### Set problem
Each of the entries should be retyped precisely as it appears.

==== Records for processing ====

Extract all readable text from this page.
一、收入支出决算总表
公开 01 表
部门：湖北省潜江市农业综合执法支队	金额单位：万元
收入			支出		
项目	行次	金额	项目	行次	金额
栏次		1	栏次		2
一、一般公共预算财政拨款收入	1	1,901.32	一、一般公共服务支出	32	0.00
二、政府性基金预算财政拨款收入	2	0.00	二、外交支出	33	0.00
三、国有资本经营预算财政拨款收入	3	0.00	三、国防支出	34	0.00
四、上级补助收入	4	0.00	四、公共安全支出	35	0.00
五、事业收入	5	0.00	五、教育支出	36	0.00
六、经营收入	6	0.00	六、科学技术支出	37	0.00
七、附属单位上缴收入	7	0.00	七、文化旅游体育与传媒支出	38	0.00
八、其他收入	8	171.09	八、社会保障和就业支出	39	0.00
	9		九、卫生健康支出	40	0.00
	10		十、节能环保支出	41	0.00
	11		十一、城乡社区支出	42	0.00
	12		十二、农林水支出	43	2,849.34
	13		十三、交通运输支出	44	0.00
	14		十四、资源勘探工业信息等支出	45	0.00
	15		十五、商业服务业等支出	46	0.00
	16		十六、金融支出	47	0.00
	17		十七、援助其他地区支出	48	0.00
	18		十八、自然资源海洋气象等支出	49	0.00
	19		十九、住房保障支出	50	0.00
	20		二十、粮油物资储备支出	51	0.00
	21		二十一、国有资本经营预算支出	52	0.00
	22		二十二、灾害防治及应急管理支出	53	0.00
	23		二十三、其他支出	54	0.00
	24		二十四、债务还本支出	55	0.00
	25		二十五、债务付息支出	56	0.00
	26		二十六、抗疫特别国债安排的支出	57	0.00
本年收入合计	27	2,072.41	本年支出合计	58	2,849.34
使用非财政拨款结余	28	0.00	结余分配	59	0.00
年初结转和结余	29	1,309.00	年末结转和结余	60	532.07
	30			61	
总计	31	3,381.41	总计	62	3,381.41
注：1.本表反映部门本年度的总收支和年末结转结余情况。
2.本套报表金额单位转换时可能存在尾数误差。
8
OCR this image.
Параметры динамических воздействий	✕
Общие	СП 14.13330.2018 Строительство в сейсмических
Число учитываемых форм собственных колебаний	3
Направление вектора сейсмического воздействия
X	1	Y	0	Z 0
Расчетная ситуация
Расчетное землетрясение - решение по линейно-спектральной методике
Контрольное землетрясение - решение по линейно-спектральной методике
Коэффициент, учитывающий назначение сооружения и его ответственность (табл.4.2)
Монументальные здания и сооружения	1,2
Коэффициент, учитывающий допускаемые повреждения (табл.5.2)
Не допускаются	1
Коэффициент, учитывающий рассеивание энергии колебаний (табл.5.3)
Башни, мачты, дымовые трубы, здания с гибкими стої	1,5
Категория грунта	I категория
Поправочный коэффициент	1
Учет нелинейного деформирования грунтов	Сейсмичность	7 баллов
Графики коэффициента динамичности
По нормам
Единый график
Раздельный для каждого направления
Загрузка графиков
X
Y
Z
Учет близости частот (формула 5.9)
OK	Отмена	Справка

====

### Result of the exercise
Extract all readable text from this page.
一、收入支出决算总表
公开 01 表
部门：湖北省潜江市农业综合执法支队	金额单位：万元
收入			支出		
项目	行次	金额	项目	行次	金额
栏次		1	栏次		2
一、一般公共预算财政拨款收入	1	1,901.32	一、一般公共服务支出	32	0.00
二、政府性基金预算财政拨款收入	2	0.00	二、外交支出	33	0.00
三、国有资本经营预算财政拨款收入	3	0.00	三、国防支出	34	0.00
四、上级补助收入	4	0.00	四、公共安全支出	35	0.00
五、事业收入	5	0.00	五、教育支出	36	0.00
六、经营收入	6	0.00	六、科学技术支出	37	0.00
七、附属单位上缴收入	7	0.00	七、文化旅游体育与传媒支出	38	0.00
八、其他收入	8	171.09	八、社会保障和就业支出	39	0.00
	9		九、卫生健康支出	40	0.00
	10		十、节能环保支出	41	0.00
	11		十一、城乡社区支出	42	0.00
	12		十二、农林水支出	43	2,849.34
	13		十三、交通运输支出	44	0.00
	14		十四、资源勘探工业信息等支出	45	0.00
	15		十五、商业服务业等支出	46	0.00
	16		十六、金融支出	47	0.00
	17		十七、援助其他地区支出	48	0.00
	18		十八、自然资源海洋气象等支出	49	0.00
	19		十九、住房保障支出	50	0.00
	20		二十、粮油物资储备支出	51	0.00
	21		二十一、国有资本经营预算支出	52	0.00
	22		二十二、灾害防治及应急管理支出	53	0.00
	23		二十三、其他支出	54	0.00
	24		二十四、债务还本支出	55	0.00
	25		二十五、债务付息支出	56	0.00
	26		二十六、抗疫特别国债安排的支出	57	0.00
本年收入合计	27	2,072.41	本年支出合计	58	2,849.34
使用非财政拨款结余	28	0.00	结余分配	59	0.00
年初结转和结余	29	1,309.00	年末结转和结余	60	532.07
	30			61	
总计	31	3,381.41	总计	62	3,381.41
注：1.本表反映部门本年度的总收支和年末结转结余情况。
2.本套报表金额单位转换时可能存在尾数误差。
8
OCR this image.
Параметры динамических воздействий	✕
Общие	СП 14.13330.2018 Строительство в сейсмических
Число учитываемых форм собственных колебаний	3
Направление вектора сейсмического воздействия
X	1	Y	0	Z 0
Расчетная ситуация
Расчетное землетрясение - решение по линейно-спектральной методике
Контрольное землетрясение - решение по линейно-спектральной методике
Коэффициент, учитывающий назначение сооружения и его ответственность (табл.4.2)
Монументальные здания и сооружения	1,2
Коэффициент, учитывающий допускаемые повреждения (табл.5.2)
Не допускаются	1
Коэффициент, учитывающий рассеивание энергии колебаний (табл.5.3)
Башни, мачты, дымовые трубы, здания с гибкими стої	1,5
Категория грунта	I категория
Поправочный коэффициент	1
Учет нелинейного деформирования грунтов	Сейсмичность	7 баллов
Графики коэффициента динамичности
По нормам
Единый график
Раздельный для каждого направления
Загрузка графиков
X
Y
Z
Учет близости частот (формула 5.9)
OK	Отмена	Справка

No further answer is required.